Task description:
Print every record below exactly as written.

* BEGIN Records for this exercise *

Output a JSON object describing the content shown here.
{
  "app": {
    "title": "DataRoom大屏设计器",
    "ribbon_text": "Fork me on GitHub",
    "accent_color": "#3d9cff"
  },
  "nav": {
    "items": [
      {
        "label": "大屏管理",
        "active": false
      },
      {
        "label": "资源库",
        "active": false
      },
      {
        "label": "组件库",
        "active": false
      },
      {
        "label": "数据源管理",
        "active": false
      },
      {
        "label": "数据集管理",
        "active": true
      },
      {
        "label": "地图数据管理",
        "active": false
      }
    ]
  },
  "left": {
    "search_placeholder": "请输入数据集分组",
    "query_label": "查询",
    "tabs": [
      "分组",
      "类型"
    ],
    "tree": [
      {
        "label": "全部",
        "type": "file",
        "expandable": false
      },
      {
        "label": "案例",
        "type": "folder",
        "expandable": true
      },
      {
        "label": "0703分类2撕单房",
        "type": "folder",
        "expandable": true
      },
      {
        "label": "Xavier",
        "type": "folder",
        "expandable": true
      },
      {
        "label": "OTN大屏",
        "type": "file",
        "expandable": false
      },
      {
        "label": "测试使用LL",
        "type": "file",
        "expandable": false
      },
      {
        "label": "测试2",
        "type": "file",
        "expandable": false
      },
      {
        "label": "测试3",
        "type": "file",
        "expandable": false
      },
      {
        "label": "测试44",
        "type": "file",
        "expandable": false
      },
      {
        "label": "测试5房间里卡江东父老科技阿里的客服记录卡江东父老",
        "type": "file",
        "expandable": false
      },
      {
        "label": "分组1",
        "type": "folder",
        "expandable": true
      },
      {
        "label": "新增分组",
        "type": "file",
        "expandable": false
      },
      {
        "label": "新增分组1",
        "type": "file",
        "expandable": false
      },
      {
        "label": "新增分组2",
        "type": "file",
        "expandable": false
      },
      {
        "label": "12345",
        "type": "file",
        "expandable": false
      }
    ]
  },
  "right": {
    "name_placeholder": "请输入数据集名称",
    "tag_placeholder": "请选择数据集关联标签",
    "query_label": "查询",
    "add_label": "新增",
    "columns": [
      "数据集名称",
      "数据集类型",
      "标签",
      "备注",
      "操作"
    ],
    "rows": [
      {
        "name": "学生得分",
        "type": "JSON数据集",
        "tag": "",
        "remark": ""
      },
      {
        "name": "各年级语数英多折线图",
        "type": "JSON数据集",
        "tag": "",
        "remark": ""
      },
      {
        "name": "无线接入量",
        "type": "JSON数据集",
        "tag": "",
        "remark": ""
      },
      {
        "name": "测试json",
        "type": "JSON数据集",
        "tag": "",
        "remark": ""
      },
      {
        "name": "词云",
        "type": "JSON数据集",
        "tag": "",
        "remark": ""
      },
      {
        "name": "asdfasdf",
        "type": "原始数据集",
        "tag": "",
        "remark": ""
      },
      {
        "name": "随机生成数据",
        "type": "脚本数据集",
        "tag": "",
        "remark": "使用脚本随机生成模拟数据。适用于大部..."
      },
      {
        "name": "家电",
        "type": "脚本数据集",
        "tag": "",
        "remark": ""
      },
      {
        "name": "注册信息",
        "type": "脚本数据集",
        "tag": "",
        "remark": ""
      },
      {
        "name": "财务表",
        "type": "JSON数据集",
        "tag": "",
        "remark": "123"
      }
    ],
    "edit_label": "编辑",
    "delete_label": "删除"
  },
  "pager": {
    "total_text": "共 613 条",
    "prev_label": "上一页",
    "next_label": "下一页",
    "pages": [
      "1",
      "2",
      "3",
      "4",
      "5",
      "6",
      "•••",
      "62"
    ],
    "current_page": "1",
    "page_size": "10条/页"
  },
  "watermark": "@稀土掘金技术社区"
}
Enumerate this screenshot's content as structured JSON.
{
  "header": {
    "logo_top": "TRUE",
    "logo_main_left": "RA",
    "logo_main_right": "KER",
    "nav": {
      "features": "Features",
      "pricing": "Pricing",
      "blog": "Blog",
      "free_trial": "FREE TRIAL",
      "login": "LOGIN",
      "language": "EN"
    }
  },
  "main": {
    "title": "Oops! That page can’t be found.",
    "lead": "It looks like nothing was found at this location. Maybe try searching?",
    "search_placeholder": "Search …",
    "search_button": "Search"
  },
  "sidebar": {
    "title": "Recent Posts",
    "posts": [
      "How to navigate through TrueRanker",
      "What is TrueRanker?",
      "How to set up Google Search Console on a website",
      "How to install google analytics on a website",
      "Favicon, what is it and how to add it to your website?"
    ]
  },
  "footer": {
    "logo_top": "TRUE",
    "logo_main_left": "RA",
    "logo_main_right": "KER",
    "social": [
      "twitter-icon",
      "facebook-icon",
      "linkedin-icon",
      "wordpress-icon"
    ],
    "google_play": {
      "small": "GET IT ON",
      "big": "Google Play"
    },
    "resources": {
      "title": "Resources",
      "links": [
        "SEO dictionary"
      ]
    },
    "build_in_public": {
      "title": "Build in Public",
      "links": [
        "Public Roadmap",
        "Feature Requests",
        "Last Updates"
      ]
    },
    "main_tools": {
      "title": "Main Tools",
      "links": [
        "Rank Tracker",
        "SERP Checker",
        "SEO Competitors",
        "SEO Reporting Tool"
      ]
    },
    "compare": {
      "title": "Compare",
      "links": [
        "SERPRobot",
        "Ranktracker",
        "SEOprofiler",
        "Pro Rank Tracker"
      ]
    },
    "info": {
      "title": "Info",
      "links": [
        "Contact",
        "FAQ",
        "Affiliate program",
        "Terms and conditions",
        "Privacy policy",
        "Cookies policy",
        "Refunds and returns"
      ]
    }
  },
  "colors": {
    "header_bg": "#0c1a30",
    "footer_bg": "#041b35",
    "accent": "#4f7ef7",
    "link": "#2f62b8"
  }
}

* END Records for this exercise *

Written response:
Output a JSON object describing the content shown here.
{
  "app": {
    "title": "DataRoom大屏设计器",
    "ribbon_text": "Fork me on GitHub",
    "accent_color": "#3d9cff"
  },
  "nav": {
    "items": [
      {
        "label": "大屏管理",
        "active": false
      },
      {
        "label": "资源库",
        "active": false
      },
      {
        "label": "组件库",
        "active": false
      },
      {
        "label": "数据源管理",
        "active": false
      },
      {
        "label": "数据集管理",
        "active": true
      },
      {
        "label": "地图数据管理",
        "active": false
      }
    ]
  },
  "left": {
    "search_placeholder": "请输入数据集分组",
    "query_label": "查询",
    "tabs": [
      "分组",
      "类型"
    ],
    "tree": [
      {
        "label": "全部",
        "type": "file",
        "expandable": false
      },
      {
        "label": "案例",
        "type": "folder",
        "expandable": true
      },
      {
        "label": "0703分类2撕单房",
        "type": "folder",
        "expandable": true
      },
      {
        "label": "Xavier",
        "type": "folder",
        "expandable": true
      },
      {
        "label": "OTN大屏",
        "type": "file",
        "expandable": false
      },
      {
        "label": "测试使用LL",
        "type": "file",
        "expandable": false
      },
      {
        "label": "测试2",
        "type": "file",
        "expandable": false
      },
      {
        "label": "测试3",
        "type": "file",
        "expandable": false
      },
      {
        "label": "测试44",
        "type": "file",
        "expandable": false
      },
      {
        "label": "测试5房间里卡江东父老科技阿里的客服记录卡江东父老",
        "type": "file",
        "expandable": false
      },
      {
        "label": "分组1",
        "type": "folder",
        "expandable": true
      },
      {
        "label": "新增分组",
        "type": "file",
        "expandable": false
      },
      {
        "label": "新增分组1",
        "type": "file",
        "expandable": false
      },
      {
        "label": "新增分组2",
        "type": "file",
        "expandable": false
      },
      {
        "label": "12345",
        "type": "file",
        "expandable": false
      }
    ]
  },
  "right": {
    "name_placeholder": "请输入数据集名称",
    "tag_placeholder": "请选择数据集关联标签",
    "query_label": "查询",
    "add_label": "新增",
    "columns": [
      "数据集名称",
      "数据集类型",
      "标签",
      "备注",
      "操作"
    ],
    "rows": [
      {
        "name": "学生得分",
        "type": "JSON数据集",
        "tag": "",
        "remark": ""
      },
      {
        "name": "各年级语数英多折线图",
        "type": "JSON数据集",
        "tag": "",
        "remark": ""
      },
      {
        "name": "无线接入量",
        "type": "JSON数据集",
        "tag": "",
        "remark": ""
      },
      {
        "name": "测试json",
        "type": "JSON数据集",
        "tag": "",
        "remark": ""
      },
      {
        "name": "词云",
        "type": "JSON数据集",
        "tag": "",
        "remark": ""
      },
      {
        "name": "asdfasdf",
        "type": "原始数据集",
        "tag": "",
        "remark": ""
      },
      {
        "name": "随机生成数据",
        "type": "脚本数据集",
        "tag": "",
        "remark": "使用脚本随机生成模拟数据。适用于大部..."
      },
      {
        "name": "家电",
        "type": "脚本数据集",
        "tag": "",
        "remark": ""
      },
      {
        "name": "注册信息",
        "type": "脚本数据集",
        "tag": "",
        "remark": ""
      },
      {
        "name": "财务表",
        "type": "JSON数据集",
        "tag": "",
        "remark": "123"
      }
    ],
    "edit_label": "编辑",
    "delete_label": "删除"
  },
  "pager": {
    "total_text": "共 613 条",
    "prev_label": "上一页",
    "next_label": "下一页",
    "pages": [
      "1",
      "2",
      "3",
      "4",
      "5",
      "6",
      "•••",
      "62"
    ],
    "current_page": "1",
    "page_size": "10条/页"
  },
  "watermark": "@稀土掘金技术社区"
}
Enumerate this screenshot's content as structured JSON.
{
  "header": {
    "logo_top": "TRUE",
    "logo_main_left": "RA",
    "logo_main_right": "KER",
    "nav": {
      "features": "Features",
      "pricing": "Pricing",
      "blog": "Blog",
      "free_trial": "FREE TRIAL",
      "login": "LOGIN",
      "language": "EN"
    }
  },
  "main": {
    "title": "Oops! That page can’t be found.",
    "lead": "It looks like nothing was found at this location. Maybe try searching?",
    "search_placeholder": "Search …",
    "search_button": "Search"
  },
  "sidebar": {
    "title": "Recent Posts",
    "posts": [
      "How to navigate through TrueRanker",
      "What is TrueRanker?",
      "How to set up Google Search Console on a website",
      "How to install google analytics on a website",
      "Favicon, what is it and how to add it to your website?"
    ]
  },
  "footer": {
    "logo_top": "TRUE",
    "logo_main_left": "RA",
    "logo_main_right": "KER",
    "social": [
      "twitter-icon",
      "facebook-icon",
      "linkedin-icon",
      "wordpress-icon"
    ],
    "google_play": {
      "small": "GET IT ON",
      "big": "Google Play"
    },
    "resources": {
      "title": "Resources",
      "links": [
        "SEO dictionary"
      ]
    },
    "build_in_public": {
      "title": "Build in Public",
      "links": [
        "Public Roadmap",
        "Feature Requests",
        "Last Updates"
      ]
    },
    "main_tools": {
      "title": "Main Tools",
      "links": [
        "Rank Tracker",
        "SERP Checker",
        "SEO Competitors",
        "SEO Reporting Tool"
      ]
    },
    "compare": {
      "title": "Compare",
      "links": [
        "SERPRobot",
        "Ranktracker",
        "SEOprofiler",
        "Pro Rank Tracker"
      ]
    },
    "info": {
      "title": "Info",
      "links": [
        "Contact",
        "FAQ",
        "Affiliate program",
        "Terms and conditions",
        "Privacy policy",
        "Cookies policy",
        "Refunds and returns"
      ]
    }
  },
  "colors": {
    "header_bg": "#0c1a30",
    "footer_bg": "#041b35",
    "accent": "#4f7ef7",
    "link": "#2f62b8"
  }
}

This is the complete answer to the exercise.